Write out every record below exactly as it appears.

══ EXTRACTED ENTRIES

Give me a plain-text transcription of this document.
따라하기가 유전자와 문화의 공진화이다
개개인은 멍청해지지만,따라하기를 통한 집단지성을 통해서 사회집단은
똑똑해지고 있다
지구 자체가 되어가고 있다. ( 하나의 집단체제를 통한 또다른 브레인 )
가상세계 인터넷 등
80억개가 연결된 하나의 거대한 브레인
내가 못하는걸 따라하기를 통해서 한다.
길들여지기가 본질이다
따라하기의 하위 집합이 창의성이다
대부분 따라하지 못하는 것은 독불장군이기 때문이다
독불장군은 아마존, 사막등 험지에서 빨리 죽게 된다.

════

FULL SOLUTION
Give me a plain-text transcription of this document.
따라하기가 유전자와 문화의 공진화이다
개개인은 멍청해지지만,따라하기를 통한 집단지성을 통해서 사회집단은
똑똑해지고 있다
지구 자체가 되어가고 있다. ( 하나의 집단체제를 통한 또다른 브레인 )
가상세계 인터넷 등
80억개가 연결된 하나의 거대한 브레인
내가 못하는걸 따라하기를 통해서 한다.
길들여지기가 본질이다
따라하기의 하위 집합이 창의성이다
대부분 따라하지 못하는 것은 독불장군이기 때문이다
독불장군은 아마존, 사막등 험지에서 빨리 죽게 된다.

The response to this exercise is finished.